### [What is needed]
Copy all the material below, exactly as it stands.
-- Start Extracted records --
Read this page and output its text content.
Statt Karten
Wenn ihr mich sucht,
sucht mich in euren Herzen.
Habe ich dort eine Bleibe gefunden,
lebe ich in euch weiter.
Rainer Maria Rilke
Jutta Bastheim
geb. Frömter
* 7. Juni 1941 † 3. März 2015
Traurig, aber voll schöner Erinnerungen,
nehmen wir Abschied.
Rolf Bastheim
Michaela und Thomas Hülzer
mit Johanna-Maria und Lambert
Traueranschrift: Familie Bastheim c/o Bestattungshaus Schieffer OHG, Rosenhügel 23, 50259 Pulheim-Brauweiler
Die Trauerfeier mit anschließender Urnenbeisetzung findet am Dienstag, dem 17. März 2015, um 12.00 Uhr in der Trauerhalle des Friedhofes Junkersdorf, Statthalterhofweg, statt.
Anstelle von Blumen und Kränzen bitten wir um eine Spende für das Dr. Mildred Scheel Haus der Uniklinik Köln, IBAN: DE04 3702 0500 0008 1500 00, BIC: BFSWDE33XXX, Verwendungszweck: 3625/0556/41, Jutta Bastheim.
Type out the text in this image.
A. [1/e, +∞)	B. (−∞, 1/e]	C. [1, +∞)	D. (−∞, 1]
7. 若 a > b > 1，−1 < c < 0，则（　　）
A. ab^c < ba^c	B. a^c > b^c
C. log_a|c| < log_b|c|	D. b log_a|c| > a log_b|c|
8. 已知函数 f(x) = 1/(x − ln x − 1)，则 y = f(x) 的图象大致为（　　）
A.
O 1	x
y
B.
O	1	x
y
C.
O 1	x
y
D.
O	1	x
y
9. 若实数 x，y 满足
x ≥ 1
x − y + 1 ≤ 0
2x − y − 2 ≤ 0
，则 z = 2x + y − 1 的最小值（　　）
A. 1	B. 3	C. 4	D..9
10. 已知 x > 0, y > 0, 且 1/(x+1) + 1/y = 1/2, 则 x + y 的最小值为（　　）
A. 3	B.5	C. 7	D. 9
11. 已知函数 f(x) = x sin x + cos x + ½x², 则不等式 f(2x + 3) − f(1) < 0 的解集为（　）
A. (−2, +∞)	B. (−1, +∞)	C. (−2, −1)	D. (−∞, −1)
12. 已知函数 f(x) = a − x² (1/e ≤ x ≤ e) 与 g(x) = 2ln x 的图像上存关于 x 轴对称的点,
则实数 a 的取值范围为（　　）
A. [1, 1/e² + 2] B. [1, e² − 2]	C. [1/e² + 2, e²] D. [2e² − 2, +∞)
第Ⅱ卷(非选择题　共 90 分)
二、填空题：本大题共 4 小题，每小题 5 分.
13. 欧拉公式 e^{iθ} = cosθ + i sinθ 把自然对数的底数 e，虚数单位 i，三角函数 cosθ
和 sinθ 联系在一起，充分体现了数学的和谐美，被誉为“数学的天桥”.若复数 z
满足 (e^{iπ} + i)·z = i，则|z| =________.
-- End Extracted records --
### [Solution to this task]
Read this page and output its text content.
Statt Karten
Wenn ihr mich sucht,
sucht mich in euren Herzen.
Habe ich dort eine Bleibe gefunden,
lebe ich in euch weiter.
Rainer Maria Rilke
Jutta Bastheim
geb. Frömter
* 7. Juni 1941 † 3. März 2015
Traurig, aber voll schöner Erinnerungen,
nehmen wir Abschied.
Rolf Bastheim
Michaela und Thomas Hülzer
mit Johanna-Maria und Lambert
Traueranschrift: Familie Bastheim c/o Bestattungshaus Schieffer OHG, Rosenhügel 23, 50259 Pulheim-Brauweiler
Die Trauerfeier mit anschließender Urnenbeisetzung findet am Dienstag, dem 17. März 2015, um 12.00 Uhr in der Trauerhalle des Friedhofes Junkersdorf, Statthalterhofweg, statt.
Anstelle von Blumen und Kränzen bitten wir um eine Spende für das Dr. Mildred Scheel Haus der Uniklinik Köln, IBAN: DE04 3702 0500 0008 1500 00, BIC: BFSWDE33XXX, Verwendungszweck: 3625/0556/41, Jutta Bastheim.
Type out the text in this image.
A. [1/e, +∞)	B. (−∞, 1/e]	C. [1, +∞)	D. (−∞, 1]
7. 若 a > b > 1，−1 < c < 0，则（　　）
A. ab^c < ba^c	B. a^c > b^c
C. log_a|c| < log_b|c|	D. b log_a|c| > a log_b|c|
8. 已知函数 f(x) = 1/(x − ln x − 1)，则 y = f(x) 的图象大致为（　　）
A.
O 1	x
y
B.
O	1	x
y
C.
O 1	x
y
D.
O	1	x
y
9. 若实数 x，y 满足
x ≥ 1
x − y + 1 ≤ 0
2x − y − 2 ≤ 0
，则 z = 2x + y − 1 的最小值（　　）
A. 1	B. 3	C. 4	D..9
10. 已知 x > 0, y > 0, 且 1/(x+1) + 1/y = 1/2, 则 x + y 的最小值为（　　）
A. 3	B.5	C. 7	D. 9
11. 已知函数 f(x) = x sin x + cos x + ½x², 则不等式 f(2x + 3) − f(1) < 0 的解集为（　）
A. (−2, +∞)	B. (−1, +∞)	C. (−2, −1)	D. (−∞, −1)
12. 已知函数 f(x) = a − x² (1/e ≤ x ≤ e) 与 g(x) = 2ln x 的图像上存关于 x 轴对称的点,
则实数 a 的取值范围为（　　）
A. [1, 1/e² + 2] B. [1, e² − 2]	C. [1/e² + 2, e²] D. [2e² − 2, +∞)
第Ⅱ卷(非选择题　共 90 分)
二、填空题：本大题共 4 小题，每小题 5 分.
13. 欧拉公式 e^{iθ} = cosθ + i sinθ 把自然对数的底数 e，虚数单位 i，三角函数 cosθ
和 sinθ 联系在一起，充分体现了数学的和谐美，被誉为“数学的天桥”.若复数 z
满足 (e^{iπ} + i)·z = i，则|z| =________.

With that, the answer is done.